### Text excerpt

▶

Metabolic Stability of New Mito-Protective Short-Chain Naphthoquinones
1
Australian Centre for Research on Separation Sciences (ACROSS), School of Natural Sciences-Chemistry, College of Science and Engineering, University of Tasmania, Hobart, TAS 7005, Australia
2
School of Natural Sciences-Chemistry, College of Science and Engineering, University of Tasmania, Hobart, TAS 7005, Australia
3
Division of Pharmacy, School of Medicine, College of Health and Medicine, University of Tasmania, Hobart, TAS 7005, Australia
*
Author to whom correspondence should be addressed.
Pharmaceuticals 2020, 13(2), 29; https://doi.org/10.3390/ph13020029
Received: 4 December 2019 / Revised: 30 December 2019 / Accepted: 8 February 2020 / Published: 12 February 2020
(This article belongs to the Section Pharmacology)

◀

### Problems to work on
[1] Copy the naphthoquinone article header between "Metabolic Stability of" and "the Section Pharmacology)", inclusive, swapping every "University of Tasmania" for "UTAS".
[2] According to the naphthoquinone article header, on what date was the article accepted?
Rely only on the article header above.

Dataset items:

▶

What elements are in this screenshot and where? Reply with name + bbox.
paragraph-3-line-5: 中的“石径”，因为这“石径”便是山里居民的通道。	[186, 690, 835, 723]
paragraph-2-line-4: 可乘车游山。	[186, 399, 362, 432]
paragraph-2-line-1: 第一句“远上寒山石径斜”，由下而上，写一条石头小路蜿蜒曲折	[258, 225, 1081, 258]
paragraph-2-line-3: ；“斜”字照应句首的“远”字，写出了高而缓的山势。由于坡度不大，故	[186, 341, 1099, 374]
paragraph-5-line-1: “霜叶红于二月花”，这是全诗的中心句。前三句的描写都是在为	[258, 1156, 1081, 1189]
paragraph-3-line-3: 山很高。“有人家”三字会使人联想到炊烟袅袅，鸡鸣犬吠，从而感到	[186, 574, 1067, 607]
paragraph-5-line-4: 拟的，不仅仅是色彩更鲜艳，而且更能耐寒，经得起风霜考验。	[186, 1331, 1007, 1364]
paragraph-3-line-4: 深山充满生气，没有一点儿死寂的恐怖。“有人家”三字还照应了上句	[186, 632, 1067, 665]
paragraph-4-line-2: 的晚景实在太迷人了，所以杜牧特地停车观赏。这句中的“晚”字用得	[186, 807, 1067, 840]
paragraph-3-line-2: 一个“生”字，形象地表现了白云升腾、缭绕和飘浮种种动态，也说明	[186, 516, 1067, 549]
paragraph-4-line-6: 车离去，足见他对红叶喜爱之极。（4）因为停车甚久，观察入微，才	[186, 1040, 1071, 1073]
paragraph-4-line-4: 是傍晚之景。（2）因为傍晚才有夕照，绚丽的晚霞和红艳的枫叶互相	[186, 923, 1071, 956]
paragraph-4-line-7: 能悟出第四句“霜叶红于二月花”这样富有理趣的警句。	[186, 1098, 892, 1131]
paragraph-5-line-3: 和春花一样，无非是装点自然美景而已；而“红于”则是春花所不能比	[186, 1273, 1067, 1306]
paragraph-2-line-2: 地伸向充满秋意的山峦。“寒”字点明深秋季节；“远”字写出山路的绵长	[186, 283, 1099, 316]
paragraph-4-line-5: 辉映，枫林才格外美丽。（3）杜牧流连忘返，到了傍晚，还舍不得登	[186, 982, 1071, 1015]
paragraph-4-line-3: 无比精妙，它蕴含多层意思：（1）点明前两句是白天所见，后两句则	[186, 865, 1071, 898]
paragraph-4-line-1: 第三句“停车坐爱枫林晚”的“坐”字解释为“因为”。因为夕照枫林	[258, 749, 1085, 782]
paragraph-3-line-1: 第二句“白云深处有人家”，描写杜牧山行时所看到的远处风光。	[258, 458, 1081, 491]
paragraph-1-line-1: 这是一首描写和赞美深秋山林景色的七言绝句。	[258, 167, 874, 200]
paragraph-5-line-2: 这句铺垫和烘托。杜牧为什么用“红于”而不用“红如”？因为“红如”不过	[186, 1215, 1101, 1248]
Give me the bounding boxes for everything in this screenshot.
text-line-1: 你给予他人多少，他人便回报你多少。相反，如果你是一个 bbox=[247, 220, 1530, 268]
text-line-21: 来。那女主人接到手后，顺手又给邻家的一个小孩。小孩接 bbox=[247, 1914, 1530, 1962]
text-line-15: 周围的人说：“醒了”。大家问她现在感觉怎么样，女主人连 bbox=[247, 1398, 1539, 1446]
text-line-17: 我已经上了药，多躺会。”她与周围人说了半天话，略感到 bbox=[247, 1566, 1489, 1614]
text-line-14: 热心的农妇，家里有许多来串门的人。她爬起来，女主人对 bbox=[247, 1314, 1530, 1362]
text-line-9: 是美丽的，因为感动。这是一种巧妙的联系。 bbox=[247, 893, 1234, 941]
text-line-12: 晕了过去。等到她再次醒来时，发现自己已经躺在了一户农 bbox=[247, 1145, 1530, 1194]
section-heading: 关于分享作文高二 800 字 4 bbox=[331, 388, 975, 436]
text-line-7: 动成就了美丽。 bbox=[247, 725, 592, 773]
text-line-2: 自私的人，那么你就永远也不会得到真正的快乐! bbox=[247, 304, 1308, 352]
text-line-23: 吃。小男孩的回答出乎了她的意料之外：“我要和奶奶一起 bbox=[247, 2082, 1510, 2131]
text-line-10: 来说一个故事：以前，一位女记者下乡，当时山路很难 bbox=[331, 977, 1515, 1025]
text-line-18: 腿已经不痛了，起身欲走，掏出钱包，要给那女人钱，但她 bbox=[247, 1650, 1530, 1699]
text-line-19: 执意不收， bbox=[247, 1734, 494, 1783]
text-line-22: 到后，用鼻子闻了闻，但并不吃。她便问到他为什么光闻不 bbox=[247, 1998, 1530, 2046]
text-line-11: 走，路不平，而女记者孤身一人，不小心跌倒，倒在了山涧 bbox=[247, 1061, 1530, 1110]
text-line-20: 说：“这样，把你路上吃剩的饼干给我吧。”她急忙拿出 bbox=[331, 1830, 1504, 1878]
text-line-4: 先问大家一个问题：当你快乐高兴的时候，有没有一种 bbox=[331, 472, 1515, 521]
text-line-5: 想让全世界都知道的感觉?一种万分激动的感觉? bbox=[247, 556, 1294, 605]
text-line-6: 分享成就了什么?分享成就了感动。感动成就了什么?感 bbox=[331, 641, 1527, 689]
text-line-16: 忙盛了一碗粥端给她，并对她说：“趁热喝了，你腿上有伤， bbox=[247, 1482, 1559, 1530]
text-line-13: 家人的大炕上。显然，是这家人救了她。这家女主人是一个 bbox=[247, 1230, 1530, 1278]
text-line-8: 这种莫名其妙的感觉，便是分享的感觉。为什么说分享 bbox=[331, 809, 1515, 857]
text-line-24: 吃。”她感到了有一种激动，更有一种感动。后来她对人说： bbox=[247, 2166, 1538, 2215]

◀

### Results of the exercise
[1]
Metabolic Stability of New Mito-Protective Short-Chain Naphthoquinones
1
Australian Centre for Research on Separation Sciences (ACROSS), School of Natural Sciences-Chemistry, College of Science and Engineering, UTAS, Hobart, TAS 7005, Australia
2
School of Natural Sciences-Chemistry, College of Science and Engineering, UTAS, Hobart, TAS 7005, Australia
3
Division of Pharmacy, School of Medicine, College of Health and Medicine, UTAS, Hobart, TAS 7005, Australia
*
Author to whom correspondence should be addressed.
Pharmaceuticals 2020, 13(2), 29; https://doi.org/10.3390/ph13020029
Received: 4 December 2019 / Revised: 30 December 2019 / Accepted: 8 February 2020 / Published: 12 February 2020
(This article belongs to the Section Pharmacology)

[2] 8 February 2020